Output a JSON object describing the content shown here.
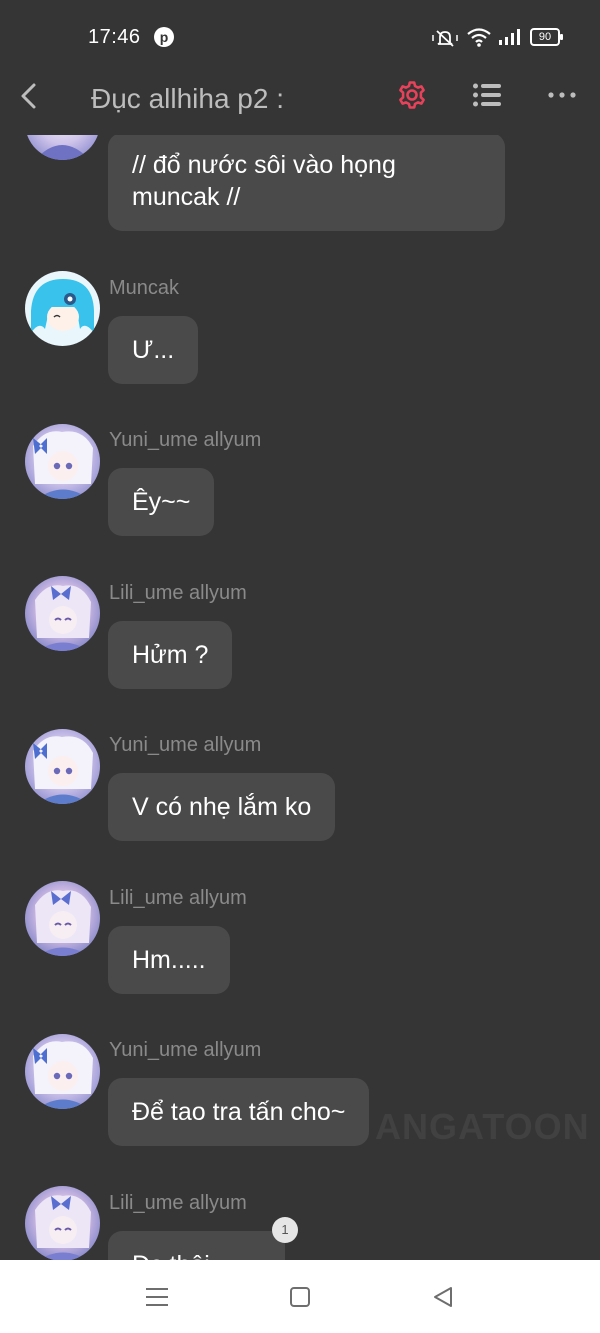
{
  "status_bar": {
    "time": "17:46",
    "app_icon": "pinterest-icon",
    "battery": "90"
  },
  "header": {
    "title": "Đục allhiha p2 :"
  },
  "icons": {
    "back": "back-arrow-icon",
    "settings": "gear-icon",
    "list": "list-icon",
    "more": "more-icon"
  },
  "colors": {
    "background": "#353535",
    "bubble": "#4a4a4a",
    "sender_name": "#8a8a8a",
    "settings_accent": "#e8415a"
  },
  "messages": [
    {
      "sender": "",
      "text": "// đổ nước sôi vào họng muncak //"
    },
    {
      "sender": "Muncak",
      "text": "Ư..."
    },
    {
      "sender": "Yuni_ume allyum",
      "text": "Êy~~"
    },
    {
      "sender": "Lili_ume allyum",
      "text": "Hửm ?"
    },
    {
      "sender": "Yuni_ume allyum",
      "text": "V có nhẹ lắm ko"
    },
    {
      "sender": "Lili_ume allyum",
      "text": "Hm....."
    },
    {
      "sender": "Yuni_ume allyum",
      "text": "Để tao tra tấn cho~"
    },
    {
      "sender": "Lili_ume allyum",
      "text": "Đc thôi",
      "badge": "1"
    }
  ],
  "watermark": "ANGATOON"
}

Task directions
Drop the images and quote the entries word for word.

Solution for this task
Output a JSON object describing the content shown here.
{
  "status_bar": {
    "time": "17:46",
    "app_icon": "pinterest-icon",
    "battery": "90"
  },
  "header": {
    "title": "Đục allhiha p2 :"
  },
  "icons": {
    "back": "back-arrow-icon",
    "settings": "gear-icon",
    "list": "list-icon",
    "more": "more-icon"
  },
  "colors": {
    "background": "#353535",
    "bubble": "#4a4a4a",
    "sender_name": "#8a8a8a",
    "settings_accent": "#e8415a"
  },
  "messages": [
    {
      "sender": "",
      "text": "// đổ nước sôi vào họng muncak //"
    },
    {
      "sender": "Muncak",
      "text": "Ư..."
    },
    {
      "sender": "Yuni_ume allyum",
      "text": "Êy~~"
    },
    {
      "sender": "Lili_ume allyum",
      "text": "Hửm ?"
    },
    {
      "sender": "Yuni_ume allyum",
      "text": "V có nhẹ lắm ko"
    },
    {
      "sender": "Lili_ume allyum",
      "text": "Hm....."
    },
    {
      "sender": "Yuni_ume allyum",
      "text": "Để tao tra tấn cho~"
    },
    {
      "sender": "Lili_ume allyum",
      "text": "Đc thôi",
      "badge": "1"
    }
  ],
  "watermark": "ANGATOON"
}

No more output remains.